Instruction — Read the lines below and count those that have the word "Engineering". Respond with the number only.

Source records —
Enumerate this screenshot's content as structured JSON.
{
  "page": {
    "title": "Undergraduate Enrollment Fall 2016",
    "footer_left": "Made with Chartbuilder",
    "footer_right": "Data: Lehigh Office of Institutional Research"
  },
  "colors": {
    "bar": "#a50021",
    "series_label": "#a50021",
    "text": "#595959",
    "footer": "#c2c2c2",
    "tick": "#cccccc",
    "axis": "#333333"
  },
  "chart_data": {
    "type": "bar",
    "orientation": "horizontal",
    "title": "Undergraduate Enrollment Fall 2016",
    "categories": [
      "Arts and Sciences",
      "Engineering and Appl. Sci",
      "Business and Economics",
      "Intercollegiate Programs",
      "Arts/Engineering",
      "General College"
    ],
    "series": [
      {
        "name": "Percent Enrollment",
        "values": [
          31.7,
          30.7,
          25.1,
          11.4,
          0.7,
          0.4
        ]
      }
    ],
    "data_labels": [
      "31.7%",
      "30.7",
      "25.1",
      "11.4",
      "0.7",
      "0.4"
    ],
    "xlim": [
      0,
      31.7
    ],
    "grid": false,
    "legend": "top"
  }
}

* * *

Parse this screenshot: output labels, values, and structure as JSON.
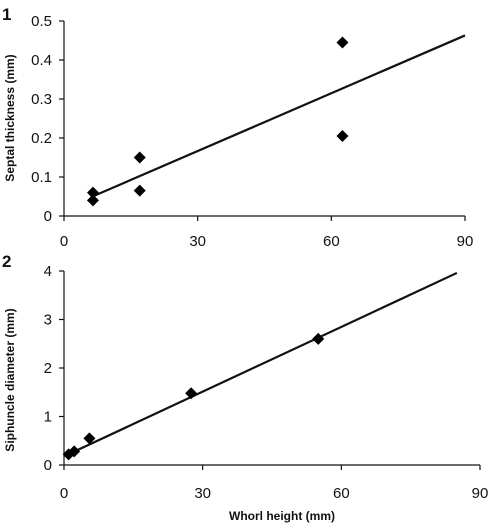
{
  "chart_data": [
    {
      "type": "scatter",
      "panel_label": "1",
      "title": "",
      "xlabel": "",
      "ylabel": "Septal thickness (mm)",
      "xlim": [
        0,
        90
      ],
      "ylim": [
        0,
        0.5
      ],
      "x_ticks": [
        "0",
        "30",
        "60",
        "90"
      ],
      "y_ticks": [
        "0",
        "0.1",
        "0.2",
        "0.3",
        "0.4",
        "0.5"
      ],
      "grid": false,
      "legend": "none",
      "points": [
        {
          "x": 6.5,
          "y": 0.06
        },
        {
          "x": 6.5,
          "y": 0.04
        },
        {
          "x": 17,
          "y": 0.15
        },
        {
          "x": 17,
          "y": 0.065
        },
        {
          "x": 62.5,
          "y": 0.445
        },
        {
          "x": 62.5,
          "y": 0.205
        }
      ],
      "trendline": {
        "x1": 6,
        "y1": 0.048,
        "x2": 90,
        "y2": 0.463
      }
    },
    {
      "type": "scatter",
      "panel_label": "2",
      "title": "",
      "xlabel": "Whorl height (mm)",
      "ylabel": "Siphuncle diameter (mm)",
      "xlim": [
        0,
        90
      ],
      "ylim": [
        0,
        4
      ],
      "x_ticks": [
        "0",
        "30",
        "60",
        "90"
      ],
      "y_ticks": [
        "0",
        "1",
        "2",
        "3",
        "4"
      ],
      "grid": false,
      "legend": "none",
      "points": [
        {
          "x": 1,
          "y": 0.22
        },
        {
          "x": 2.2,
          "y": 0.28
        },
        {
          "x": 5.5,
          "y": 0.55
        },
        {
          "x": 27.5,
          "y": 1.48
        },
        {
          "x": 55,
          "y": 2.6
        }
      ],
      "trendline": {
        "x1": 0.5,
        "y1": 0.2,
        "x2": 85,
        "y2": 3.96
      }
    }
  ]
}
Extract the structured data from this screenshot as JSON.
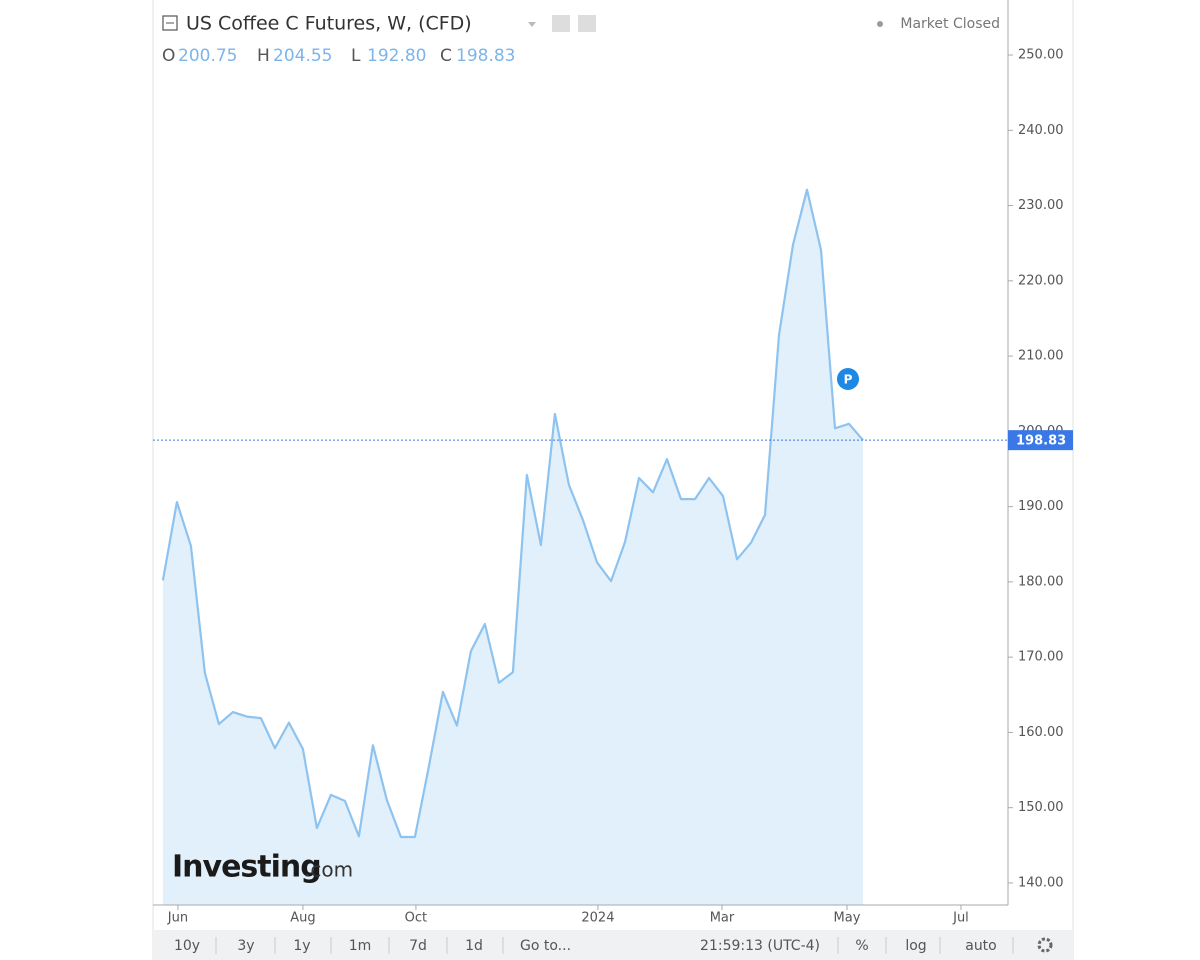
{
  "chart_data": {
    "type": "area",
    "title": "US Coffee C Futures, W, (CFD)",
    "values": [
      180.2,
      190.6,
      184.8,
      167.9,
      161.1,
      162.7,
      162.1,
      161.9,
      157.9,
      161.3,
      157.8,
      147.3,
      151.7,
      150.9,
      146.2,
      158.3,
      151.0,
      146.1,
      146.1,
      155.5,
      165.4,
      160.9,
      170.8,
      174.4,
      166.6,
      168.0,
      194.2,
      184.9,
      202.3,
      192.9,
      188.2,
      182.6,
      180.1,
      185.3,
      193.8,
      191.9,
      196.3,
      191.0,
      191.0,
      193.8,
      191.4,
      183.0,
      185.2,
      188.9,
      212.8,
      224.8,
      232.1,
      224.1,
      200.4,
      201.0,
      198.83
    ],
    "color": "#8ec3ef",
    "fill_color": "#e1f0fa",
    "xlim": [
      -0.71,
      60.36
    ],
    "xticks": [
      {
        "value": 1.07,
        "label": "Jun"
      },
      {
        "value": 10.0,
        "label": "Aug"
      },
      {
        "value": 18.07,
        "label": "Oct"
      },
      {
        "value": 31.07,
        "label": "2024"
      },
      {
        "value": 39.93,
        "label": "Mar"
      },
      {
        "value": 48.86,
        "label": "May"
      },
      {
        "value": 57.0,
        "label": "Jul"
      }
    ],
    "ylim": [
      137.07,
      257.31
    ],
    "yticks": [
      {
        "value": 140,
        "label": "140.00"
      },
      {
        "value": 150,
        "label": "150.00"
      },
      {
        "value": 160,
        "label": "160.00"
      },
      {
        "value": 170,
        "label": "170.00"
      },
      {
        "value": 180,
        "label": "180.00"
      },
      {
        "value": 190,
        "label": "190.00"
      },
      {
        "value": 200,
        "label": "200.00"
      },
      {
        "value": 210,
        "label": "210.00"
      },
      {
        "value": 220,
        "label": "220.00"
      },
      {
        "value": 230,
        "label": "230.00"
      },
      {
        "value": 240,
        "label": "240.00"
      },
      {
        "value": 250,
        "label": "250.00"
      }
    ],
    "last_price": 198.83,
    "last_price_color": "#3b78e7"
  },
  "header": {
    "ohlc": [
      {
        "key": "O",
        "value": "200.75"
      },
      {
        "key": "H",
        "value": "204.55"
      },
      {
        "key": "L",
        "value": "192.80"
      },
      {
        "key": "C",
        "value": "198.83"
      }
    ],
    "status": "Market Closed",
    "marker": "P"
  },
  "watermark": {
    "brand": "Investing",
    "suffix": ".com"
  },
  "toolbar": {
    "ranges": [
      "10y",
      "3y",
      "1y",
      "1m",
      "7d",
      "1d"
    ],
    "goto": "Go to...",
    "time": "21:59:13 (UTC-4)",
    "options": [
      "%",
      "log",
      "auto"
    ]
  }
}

Solution for this exercise — 2